__Job__. Omit the images. Copy each entry word for word.

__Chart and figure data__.
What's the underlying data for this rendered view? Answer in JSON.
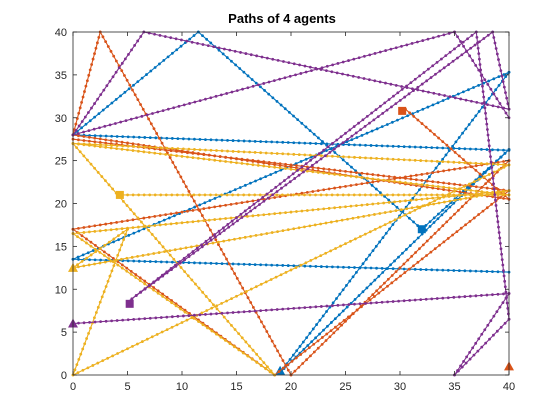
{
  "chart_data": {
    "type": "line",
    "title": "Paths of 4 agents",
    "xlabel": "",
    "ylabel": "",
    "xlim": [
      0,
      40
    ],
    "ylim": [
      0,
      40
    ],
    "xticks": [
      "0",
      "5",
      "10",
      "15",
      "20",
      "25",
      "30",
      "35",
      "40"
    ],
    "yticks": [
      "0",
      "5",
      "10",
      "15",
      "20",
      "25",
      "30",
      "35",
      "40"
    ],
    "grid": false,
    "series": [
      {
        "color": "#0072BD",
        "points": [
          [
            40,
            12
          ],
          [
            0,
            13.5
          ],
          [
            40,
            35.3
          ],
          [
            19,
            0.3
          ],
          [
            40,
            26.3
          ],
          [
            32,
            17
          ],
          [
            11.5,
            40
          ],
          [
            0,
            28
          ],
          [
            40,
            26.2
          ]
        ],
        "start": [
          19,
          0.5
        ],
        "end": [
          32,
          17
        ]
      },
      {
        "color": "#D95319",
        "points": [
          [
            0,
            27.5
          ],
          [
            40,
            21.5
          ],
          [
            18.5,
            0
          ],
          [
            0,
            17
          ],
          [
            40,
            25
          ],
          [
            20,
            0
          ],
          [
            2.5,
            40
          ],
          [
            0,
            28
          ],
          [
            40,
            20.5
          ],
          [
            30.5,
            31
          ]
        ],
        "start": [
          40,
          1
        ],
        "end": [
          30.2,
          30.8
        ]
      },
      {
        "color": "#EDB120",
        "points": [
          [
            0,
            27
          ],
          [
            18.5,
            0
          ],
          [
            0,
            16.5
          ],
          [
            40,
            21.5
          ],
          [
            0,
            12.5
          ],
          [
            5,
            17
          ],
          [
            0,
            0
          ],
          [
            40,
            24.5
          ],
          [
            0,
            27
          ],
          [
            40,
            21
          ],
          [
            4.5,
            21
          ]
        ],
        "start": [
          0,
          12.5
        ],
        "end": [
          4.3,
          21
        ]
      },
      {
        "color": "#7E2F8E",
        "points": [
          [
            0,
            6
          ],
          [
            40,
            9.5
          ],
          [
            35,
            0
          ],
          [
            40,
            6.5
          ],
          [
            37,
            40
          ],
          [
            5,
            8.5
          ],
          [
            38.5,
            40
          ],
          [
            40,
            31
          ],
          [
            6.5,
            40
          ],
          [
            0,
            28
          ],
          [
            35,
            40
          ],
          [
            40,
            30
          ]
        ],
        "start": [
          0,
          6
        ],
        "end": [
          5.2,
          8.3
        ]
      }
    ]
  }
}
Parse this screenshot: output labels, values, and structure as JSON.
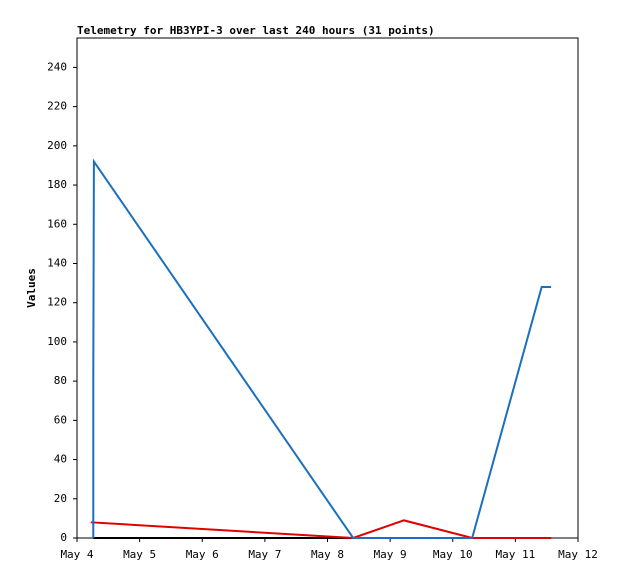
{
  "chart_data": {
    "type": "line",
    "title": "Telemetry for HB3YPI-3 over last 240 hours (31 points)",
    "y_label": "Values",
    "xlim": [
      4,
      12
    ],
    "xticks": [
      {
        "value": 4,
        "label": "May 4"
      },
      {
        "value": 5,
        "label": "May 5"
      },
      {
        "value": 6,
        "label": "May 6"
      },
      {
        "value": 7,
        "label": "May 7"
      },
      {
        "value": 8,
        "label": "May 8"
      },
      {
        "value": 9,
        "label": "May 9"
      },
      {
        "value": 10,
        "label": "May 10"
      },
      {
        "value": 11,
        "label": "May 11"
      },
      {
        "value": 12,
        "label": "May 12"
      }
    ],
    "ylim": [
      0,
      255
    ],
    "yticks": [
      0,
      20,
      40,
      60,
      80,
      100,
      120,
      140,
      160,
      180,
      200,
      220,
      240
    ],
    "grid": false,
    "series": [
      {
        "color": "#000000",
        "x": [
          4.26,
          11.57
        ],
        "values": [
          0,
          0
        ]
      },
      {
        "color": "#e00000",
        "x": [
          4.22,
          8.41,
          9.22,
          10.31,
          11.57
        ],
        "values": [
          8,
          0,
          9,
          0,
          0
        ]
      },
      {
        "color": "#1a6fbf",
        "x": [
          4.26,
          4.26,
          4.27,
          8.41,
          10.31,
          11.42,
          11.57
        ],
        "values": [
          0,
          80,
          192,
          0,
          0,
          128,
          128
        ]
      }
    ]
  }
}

__Result of the exercise__.
What's the underlying data for this rendered view? Answer in JSON.
{
  "chart_data": {
    "type": "line",
    "title": "Paths of 4 agents",
    "xlabel": "",
    "ylabel": "",
    "xlim": [
      0,
      40
    ],
    "ylim": [
      0,
      40
    ],
    "xticks": [
      "0",
      "5",
      "10",
      "15",
      "20",
      "25",
      "30",
      "35",
      "40"
    ],
    "yticks": [
      "0",
      "5",
      "10",
      "15",
      "20",
      "25",
      "30",
      "35",
      "40"
    ],
    "grid": false,
    "series": [
      {
        "color": "#0072BD",
        "points": [
          [
            40,
            12
          ],
          [
            0,
            13.5
          ],
          [
            40,
            35.3
          ],
          [
            19,
            0.3
          ],
          [
            40,
            26.3
          ],
          [
            32,
            17
          ],
          [
            11.5,
            40
          ],
          [
            0,
            28
          ],
          [
            40,
            26.2
          ]
        ],
        "start": [
          19,
          0.5
        ],
        "end": [
          32,
          17
        ]
      },
      {
        "color": "#D95319",
        "points": [
          [
            0,
            27.5
          ],
          [
            40,
            21.5
          ],
          [
            18.5,
            0
          ],
          [
            0,
            17
          ],
          [
            40,
            25
          ],
          [
            20,
            0
          ],
          [
            2.5,
            40
          ],
          [
            0,
            28
          ],
          [
            40,
            20.5
          ],
          [
            30.5,
            31
          ]
        ],
        "start": [
          40,
          1
        ],
        "end": [
          30.2,
          30.8
        ]
      },
      {
        "color": "#EDB120",
        "points": [
          [
            0,
            27
          ],
          [
            18.5,
            0
          ],
          [
            0,
            16.5
          ],
          [
            40,
            21.5
          ],
          [
            0,
            12.5
          ],
          [
            5,
            17
          ],
          [
            0,
            0
          ],
          [
            40,
            24.5
          ],
          [
            0,
            27
          ],
          [
            40,
            21
          ],
          [
            4.5,
            21
          ]
        ],
        "start": [
          0,
          12.5
        ],
        "end": [
          4.3,
          21
        ]
      },
      {
        "color": "#7E2F8E",
        "points": [
          [
            0,
            6
          ],
          [
            40,
            9.5
          ],
          [
            35,
            0
          ],
          [
            40,
            6.5
          ],
          [
            37,
            40
          ],
          [
            5,
            8.5
          ],
          [
            38.5,
            40
          ],
          [
            40,
            31
          ],
          [
            6.5,
            40
          ],
          [
            0,
            28
          ],
          [
            35,
            40
          ],
          [
            40,
            30
          ]
        ],
        "start": [
          0,
          6
        ],
        "end": [
          5.2,
          8.3
        ]
      }
    ]
  }
}
Parse this screenshot: output labels, values, and structure as JSON.
{
  "chart_data": {
    "type": "line",
    "title": "Telemetry for HB3YPI-3 over last 240 hours (31 points)",
    "y_label": "Values",
    "xlim": [
      4,
      12
    ],
    "xticks": [
      {
        "value": 4,
        "label": "May 4"
      },
      {
        "value": 5,
        "label": "May 5"
      },
      {
        "value": 6,
        "label": "May 6"
      },
      {
        "value": 7,
        "label": "May 7"
      },
      {
        "value": 8,
        "label": "May 8"
      },
      {
        "value": 9,
        "label": "May 9"
      },
      {
        "value": 10,
        "label": "May 10"
      },
      {
        "value": 11,
        "label": "May 11"
      },
      {
        "value": 12,
        "label": "May 12"
      }
    ],
    "ylim": [
      0,
      255
    ],
    "yticks": [
      0,
      20,
      40,
      60,
      80,
      100,
      120,
      140,
      160,
      180,
      200,
      220,
      240
    ],
    "grid": false,
    "series": [
      {
        "color": "#000000",
        "x": [
          4.26,
          11.57
        ],
        "values": [
          0,
          0
        ]
      },
      {
        "color": "#e00000",
        "x": [
          4.22,
          8.41,
          9.22,
          10.31,
          11.57
        ],
        "values": [
          8,
          0,
          9,
          0,
          0
        ]
      },
      {
        "color": "#1a6fbf",
        "x": [
          4.26,
          4.26,
          4.27,
          8.41,
          10.31,
          11.42,
          11.57
        ],
        "values": [
          0,
          80,
          192,
          0,
          0,
          128,
          128
        ]
      }
    ]
  }
}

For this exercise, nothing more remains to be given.